_INSTRUCTION_. Determine how many lines hold "xlabel" and give only that number.

[Extracts from a graphics dataset]
— start —

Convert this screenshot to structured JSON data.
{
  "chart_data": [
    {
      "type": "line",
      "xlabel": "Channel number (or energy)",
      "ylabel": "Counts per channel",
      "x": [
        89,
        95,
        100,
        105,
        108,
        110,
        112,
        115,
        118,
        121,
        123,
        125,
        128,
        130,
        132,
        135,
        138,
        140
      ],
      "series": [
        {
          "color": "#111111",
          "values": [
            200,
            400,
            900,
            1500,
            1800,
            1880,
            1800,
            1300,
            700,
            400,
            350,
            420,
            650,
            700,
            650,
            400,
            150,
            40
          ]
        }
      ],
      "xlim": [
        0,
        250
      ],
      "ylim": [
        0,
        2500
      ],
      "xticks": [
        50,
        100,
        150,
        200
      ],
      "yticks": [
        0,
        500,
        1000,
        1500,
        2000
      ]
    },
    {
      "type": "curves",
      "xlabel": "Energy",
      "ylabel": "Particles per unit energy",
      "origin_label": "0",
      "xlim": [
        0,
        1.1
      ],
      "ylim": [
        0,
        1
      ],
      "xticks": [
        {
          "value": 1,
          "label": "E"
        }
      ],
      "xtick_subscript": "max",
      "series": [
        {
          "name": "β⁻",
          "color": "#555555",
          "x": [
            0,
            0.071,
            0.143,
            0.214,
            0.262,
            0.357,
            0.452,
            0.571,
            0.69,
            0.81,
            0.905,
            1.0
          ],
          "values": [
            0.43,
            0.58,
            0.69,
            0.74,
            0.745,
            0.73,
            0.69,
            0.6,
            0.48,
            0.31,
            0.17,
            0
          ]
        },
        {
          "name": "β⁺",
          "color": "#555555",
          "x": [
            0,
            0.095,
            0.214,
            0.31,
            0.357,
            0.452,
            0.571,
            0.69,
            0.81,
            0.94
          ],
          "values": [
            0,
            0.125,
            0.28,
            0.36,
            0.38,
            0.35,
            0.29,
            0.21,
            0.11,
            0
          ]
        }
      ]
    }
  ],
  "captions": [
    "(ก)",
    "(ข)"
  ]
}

— end —

_EXERCISE RESPONSE_. 2